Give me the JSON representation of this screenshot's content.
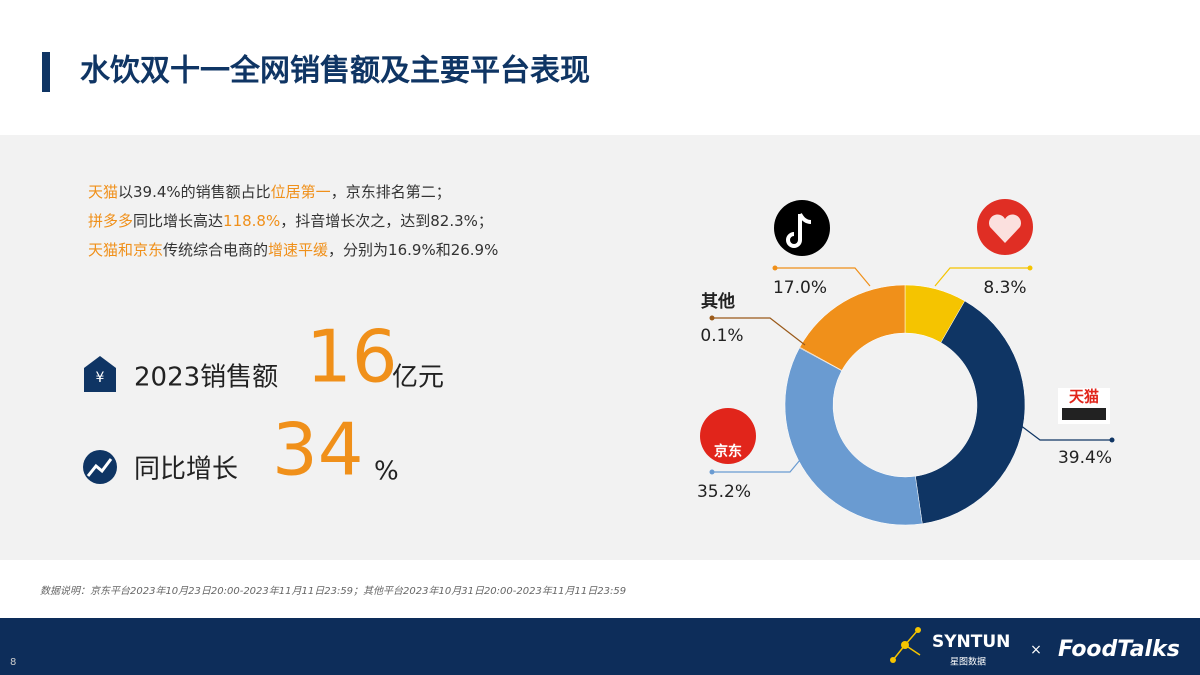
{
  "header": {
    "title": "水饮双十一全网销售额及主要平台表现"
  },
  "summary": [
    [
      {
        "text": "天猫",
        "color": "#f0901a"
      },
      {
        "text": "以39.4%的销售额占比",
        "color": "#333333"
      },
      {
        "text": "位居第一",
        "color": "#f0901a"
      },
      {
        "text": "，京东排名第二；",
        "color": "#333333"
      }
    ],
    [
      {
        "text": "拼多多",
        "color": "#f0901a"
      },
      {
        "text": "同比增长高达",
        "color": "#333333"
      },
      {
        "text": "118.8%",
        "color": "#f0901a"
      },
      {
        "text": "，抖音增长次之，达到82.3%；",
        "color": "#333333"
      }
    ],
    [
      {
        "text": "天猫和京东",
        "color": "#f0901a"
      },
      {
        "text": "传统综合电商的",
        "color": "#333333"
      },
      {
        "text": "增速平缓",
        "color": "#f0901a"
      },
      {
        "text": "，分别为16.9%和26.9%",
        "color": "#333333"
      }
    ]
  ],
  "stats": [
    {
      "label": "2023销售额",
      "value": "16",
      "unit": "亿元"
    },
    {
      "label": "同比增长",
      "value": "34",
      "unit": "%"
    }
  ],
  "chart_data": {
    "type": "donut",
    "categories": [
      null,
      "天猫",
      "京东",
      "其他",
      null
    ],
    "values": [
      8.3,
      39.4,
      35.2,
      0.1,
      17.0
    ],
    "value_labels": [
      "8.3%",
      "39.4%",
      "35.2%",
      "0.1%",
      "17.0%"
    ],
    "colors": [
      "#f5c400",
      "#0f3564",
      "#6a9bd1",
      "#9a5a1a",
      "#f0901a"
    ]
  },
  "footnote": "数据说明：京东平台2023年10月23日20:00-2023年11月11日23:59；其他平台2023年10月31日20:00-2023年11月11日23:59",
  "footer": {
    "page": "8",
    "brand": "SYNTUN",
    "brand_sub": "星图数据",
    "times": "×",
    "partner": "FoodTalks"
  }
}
##########
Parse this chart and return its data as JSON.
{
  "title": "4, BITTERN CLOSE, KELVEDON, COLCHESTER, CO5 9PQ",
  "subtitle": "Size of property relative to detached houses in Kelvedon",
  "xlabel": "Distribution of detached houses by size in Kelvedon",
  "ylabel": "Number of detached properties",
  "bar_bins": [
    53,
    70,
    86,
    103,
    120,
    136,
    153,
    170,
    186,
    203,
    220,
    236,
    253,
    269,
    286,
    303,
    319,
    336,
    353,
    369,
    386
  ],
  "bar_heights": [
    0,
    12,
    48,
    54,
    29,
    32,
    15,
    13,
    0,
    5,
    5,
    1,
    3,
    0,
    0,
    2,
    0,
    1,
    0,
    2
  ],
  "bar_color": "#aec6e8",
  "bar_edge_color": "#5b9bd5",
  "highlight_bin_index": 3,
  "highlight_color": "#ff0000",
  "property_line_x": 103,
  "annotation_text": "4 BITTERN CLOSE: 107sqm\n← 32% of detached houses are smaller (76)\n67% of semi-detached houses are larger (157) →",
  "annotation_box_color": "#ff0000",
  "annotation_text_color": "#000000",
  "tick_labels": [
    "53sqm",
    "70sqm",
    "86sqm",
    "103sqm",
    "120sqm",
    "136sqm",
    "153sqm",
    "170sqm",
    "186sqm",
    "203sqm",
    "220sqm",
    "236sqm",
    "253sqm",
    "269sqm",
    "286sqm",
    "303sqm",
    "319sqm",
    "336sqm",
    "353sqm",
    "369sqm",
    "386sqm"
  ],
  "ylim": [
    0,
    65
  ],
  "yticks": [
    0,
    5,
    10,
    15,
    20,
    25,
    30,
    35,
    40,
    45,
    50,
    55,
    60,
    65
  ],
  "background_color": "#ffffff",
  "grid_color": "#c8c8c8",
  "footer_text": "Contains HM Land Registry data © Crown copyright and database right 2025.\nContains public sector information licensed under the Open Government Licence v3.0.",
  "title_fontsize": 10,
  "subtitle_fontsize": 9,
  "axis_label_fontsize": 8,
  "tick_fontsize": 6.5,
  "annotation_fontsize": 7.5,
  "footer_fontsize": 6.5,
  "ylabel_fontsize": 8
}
##########
Given problem: Each line of the data that includes the word "detached" counts once; report the total and nothing more.

The solution: 4